### Written request
Lines containing the string "便器用水量" are to be collected in full.

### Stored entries
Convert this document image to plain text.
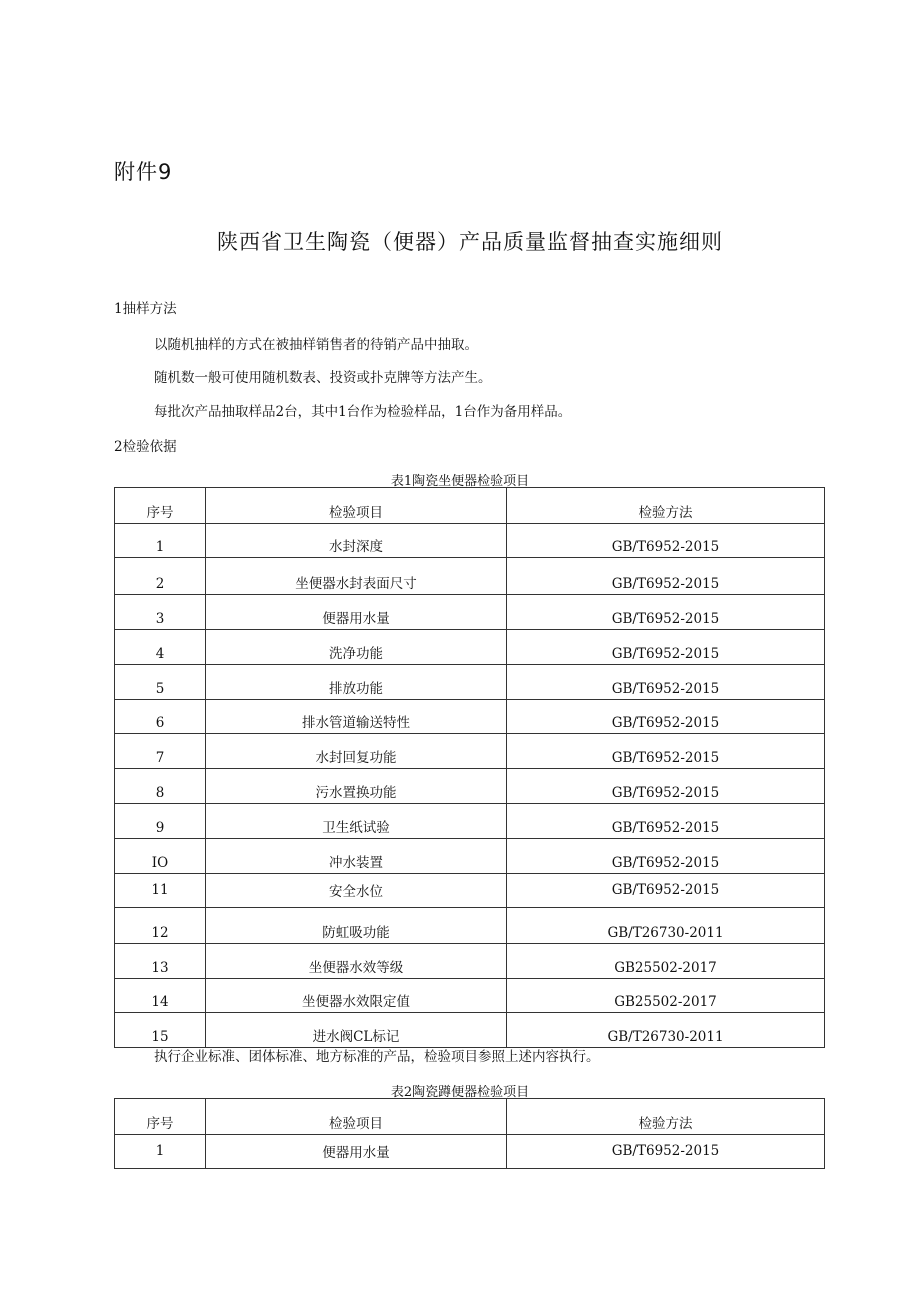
附件9
陕西省卫生陶瓷（便器）产品质量监督抽查实施细则
1抽样方法
以随机抽样的方式在被抽样销售者的待销产品中抽取。
随机数一般可使用随机数表、投资或扑克牌等方法产生。
每批次产品抽取样品2台，其中1台作为检验样品，1台作为备用样品。
2检验依据
表1陶瓷坐便器检验项目
序号	检验项目	检验方法
1	水封深度	GB/T6952-2015
2	坐便器水封表面尺寸	GB/T6952-2015
3	便器用水量	GB/T6952-2015
4	洗净功能	GB/T6952-2015
5	排放功能	GB/T6952-2015
6	排水管道输送特性	GB/T6952-2015
7	水封回复功能	GB/T6952-2015
8	污水置换功能	GB/T6952-2015
9	卫生纸试验	GB/T6952-2015
IO	冲水装置	GB/T6952-2015
11	安全水位	GB/T6952-2015
12	防虹吸功能	GB/T26730-2011
13	坐便器水效等级	GB25502-2017
14	坐便器水效限定值	GB25502-2017
15	进水阀CL标记	GB/T26730-2011
执行企业标准、团体标准、地方标准的产品，检验项目参照上述内容执行。
表2陶瓷蹲便器检验项目
序号	检验项目	检验方法
1	便器用水量	GB/T6952-2015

### Solution for this problem
3	便器用水量	GB/T6952-2015
1	便器用水量	GB/T6952-2015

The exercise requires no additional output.